* [Written request]
The records below are made of lines; count those holding the word "settings" and give the number only.

* [Collected data entries]
* * * * *

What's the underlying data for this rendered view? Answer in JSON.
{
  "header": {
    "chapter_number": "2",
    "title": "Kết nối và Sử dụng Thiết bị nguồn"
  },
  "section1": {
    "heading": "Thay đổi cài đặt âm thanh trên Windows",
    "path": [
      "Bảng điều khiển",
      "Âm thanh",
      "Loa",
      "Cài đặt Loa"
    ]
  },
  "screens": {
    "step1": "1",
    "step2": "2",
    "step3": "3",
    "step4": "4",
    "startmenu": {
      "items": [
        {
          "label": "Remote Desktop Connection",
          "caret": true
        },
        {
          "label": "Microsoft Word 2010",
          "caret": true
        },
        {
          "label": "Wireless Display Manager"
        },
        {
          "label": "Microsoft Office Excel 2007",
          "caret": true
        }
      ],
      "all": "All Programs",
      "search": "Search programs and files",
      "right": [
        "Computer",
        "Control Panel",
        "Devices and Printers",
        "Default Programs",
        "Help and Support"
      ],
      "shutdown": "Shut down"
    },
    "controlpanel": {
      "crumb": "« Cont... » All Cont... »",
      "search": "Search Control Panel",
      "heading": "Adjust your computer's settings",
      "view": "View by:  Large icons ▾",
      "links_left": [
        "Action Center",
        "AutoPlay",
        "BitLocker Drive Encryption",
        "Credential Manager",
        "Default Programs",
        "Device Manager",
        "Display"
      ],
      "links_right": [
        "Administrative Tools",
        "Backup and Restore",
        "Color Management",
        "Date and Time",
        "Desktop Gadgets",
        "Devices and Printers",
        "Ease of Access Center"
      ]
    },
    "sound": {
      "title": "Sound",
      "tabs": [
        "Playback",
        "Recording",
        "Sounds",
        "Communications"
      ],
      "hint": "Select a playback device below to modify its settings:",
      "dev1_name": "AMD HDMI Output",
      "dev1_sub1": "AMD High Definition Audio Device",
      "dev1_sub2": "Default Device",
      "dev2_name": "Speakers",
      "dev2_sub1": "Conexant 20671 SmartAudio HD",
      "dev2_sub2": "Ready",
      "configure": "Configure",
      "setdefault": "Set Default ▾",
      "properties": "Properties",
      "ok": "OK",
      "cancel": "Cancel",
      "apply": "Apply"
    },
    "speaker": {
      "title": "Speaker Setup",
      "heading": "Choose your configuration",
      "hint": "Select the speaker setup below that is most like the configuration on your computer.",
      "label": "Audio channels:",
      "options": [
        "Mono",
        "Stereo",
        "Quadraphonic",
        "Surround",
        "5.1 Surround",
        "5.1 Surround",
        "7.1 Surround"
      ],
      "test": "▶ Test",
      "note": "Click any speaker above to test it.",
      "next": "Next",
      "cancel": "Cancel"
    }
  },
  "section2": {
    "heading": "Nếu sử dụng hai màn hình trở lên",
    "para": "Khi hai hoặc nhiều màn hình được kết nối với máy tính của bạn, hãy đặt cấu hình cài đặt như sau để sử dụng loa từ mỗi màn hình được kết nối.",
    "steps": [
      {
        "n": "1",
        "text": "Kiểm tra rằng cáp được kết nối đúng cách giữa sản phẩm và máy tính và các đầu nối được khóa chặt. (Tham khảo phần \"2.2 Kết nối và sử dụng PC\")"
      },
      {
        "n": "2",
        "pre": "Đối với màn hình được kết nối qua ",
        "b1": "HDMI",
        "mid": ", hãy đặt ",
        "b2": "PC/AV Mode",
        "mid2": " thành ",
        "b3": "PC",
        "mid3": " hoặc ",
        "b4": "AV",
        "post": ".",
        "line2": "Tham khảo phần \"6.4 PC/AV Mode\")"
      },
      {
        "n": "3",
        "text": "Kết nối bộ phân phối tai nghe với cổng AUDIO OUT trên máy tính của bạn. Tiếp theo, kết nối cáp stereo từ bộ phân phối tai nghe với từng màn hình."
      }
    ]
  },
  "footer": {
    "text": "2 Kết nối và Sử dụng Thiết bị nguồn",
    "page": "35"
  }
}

* * * * *

* [Worked solution]
2